↓

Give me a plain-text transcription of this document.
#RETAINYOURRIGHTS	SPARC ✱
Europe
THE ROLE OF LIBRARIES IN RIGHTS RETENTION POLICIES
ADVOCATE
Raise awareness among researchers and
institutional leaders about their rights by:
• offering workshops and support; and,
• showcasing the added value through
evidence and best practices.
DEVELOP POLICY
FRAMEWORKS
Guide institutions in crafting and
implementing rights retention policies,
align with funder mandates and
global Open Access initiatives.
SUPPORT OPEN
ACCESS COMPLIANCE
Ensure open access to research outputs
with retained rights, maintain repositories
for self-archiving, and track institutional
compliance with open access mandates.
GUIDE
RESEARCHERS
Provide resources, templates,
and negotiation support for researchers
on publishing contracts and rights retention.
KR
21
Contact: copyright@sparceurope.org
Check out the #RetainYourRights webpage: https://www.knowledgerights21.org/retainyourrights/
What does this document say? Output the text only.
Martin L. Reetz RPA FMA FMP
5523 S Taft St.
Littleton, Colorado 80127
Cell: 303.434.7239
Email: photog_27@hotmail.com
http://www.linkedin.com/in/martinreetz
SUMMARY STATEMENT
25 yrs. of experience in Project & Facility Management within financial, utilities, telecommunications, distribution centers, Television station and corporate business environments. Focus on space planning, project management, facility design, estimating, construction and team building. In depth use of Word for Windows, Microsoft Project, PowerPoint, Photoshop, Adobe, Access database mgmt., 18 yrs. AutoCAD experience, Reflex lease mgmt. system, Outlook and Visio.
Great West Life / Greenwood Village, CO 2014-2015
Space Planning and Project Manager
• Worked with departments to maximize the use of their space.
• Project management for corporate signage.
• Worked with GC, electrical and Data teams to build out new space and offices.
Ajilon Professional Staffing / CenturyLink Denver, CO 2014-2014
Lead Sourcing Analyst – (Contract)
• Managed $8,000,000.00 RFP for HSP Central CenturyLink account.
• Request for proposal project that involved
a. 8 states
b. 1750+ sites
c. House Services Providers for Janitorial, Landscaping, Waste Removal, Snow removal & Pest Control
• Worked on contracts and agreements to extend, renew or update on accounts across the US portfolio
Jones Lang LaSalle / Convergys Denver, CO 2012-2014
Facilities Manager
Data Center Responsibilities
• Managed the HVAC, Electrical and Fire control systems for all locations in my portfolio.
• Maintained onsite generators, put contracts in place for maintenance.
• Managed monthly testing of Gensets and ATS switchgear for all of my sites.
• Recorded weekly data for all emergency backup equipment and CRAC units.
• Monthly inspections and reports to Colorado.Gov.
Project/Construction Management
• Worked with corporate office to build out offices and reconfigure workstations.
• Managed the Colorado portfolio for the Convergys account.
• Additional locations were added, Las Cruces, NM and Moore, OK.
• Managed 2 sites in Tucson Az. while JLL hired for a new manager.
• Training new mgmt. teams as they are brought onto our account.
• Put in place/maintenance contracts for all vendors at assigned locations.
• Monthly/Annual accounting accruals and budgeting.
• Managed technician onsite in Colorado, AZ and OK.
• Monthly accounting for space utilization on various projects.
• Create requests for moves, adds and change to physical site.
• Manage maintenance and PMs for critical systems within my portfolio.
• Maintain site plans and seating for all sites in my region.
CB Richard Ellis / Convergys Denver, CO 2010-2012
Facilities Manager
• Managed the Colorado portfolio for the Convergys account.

↑

**Required work**
Quote every record above exactly.

**Output for this exercise**
Give me a plain-text transcription of this document.
#RETAINYOURRIGHTS	SPARC ✱
Europe
THE ROLE OF LIBRARIES IN RIGHTS RETENTION POLICIES
ADVOCATE
Raise awareness among researchers and
institutional leaders about their rights by:
• offering workshops and support; and,
• showcasing the added value through
evidence and best practices.
DEVELOP POLICY
FRAMEWORKS
Guide institutions in crafting and
implementing rights retention policies,
align with funder mandates and
global Open Access initiatives.
SUPPORT OPEN
ACCESS COMPLIANCE
Ensure open access to research outputs
with retained rights, maintain repositories
for self-archiving, and track institutional
compliance with open access mandates.
GUIDE
RESEARCHERS
Provide resources, templates,
and negotiation support for researchers
on publishing contracts and rights retention.
KR
21
Contact: copyright@sparceurope.org
Check out the #RetainYourRights webpage: https://www.knowledgerights21.org/retainyourrights/
What does this document say? Output the text only.
Martin L. Reetz RPA FMA FMP
5523 S Taft St.
Littleton, Colorado 80127
Cell: 303.434.7239
Email: photog_27@hotmail.com
http://www.linkedin.com/in/martinreetz
SUMMARY STATEMENT
25 yrs. of experience in Project & Facility Management within financial, utilities, telecommunications, distribution centers, Television station and corporate business environments. Focus on space planning, project management, facility design, estimating, construction and team building. In depth use of Word for Windows, Microsoft Project, PowerPoint, Photoshop, Adobe, Access database mgmt., 18 yrs. AutoCAD experience, Reflex lease mgmt. system, Outlook and Visio.
Great West Life / Greenwood Village, CO 2014-2015
Space Planning and Project Manager
• Worked with departments to maximize the use of their space.
• Project management for corporate signage.
• Worked with GC, electrical and Data teams to build out new space and offices.
Ajilon Professional Staffing / CenturyLink Denver, CO 2014-2014
Lead Sourcing Analyst – (Contract)
• Managed $8,000,000.00 RFP for HSP Central CenturyLink account.
• Request for proposal project that involved
a. 8 states
b. 1750+ sites
c. House Services Providers for Janitorial, Landscaping, Waste Removal, Snow removal & Pest Control
• Worked on contracts and agreements to extend, renew or update on accounts across the US portfolio
Jones Lang LaSalle / Convergys Denver, CO 2012-2014
Facilities Manager
Data Center Responsibilities
• Managed the HVAC, Electrical and Fire control systems for all locations in my portfolio.
• Maintained onsite generators, put contracts in place for maintenance.
• Managed monthly testing of Gensets and ATS switchgear for all of my sites.
• Recorded weekly data for all emergency backup equipment and CRAC units.
• Monthly inspections and reports to Colorado.Gov.
Project/Construction Management
• Worked with corporate office to build out offices and reconfigure workstations.
• Managed the Colorado portfolio for the Convergys account.
• Additional locations were added, Las Cruces, NM and Moore, OK.
• Managed 2 sites in Tucson Az. while JLL hired for a new manager.
• Training new mgmt. teams as they are brought onto our account.
• Put in place/maintenance contracts for all vendors at assigned locations.
• Monthly/Annual accounting accruals and budgeting.
• Managed technician onsite in Colorado, AZ and OK.
• Monthly accounting for space utilization on various projects.
• Create requests for moves, adds and change to physical site.
• Manage maintenance and PMs for critical systems within my portfolio.
• Maintain site plans and seating for all sites in my region.
CB Richard Ellis / Convergys Denver, CO 2010-2012
Facilities Manager
• Managed the Colorado portfolio for the Convergys account.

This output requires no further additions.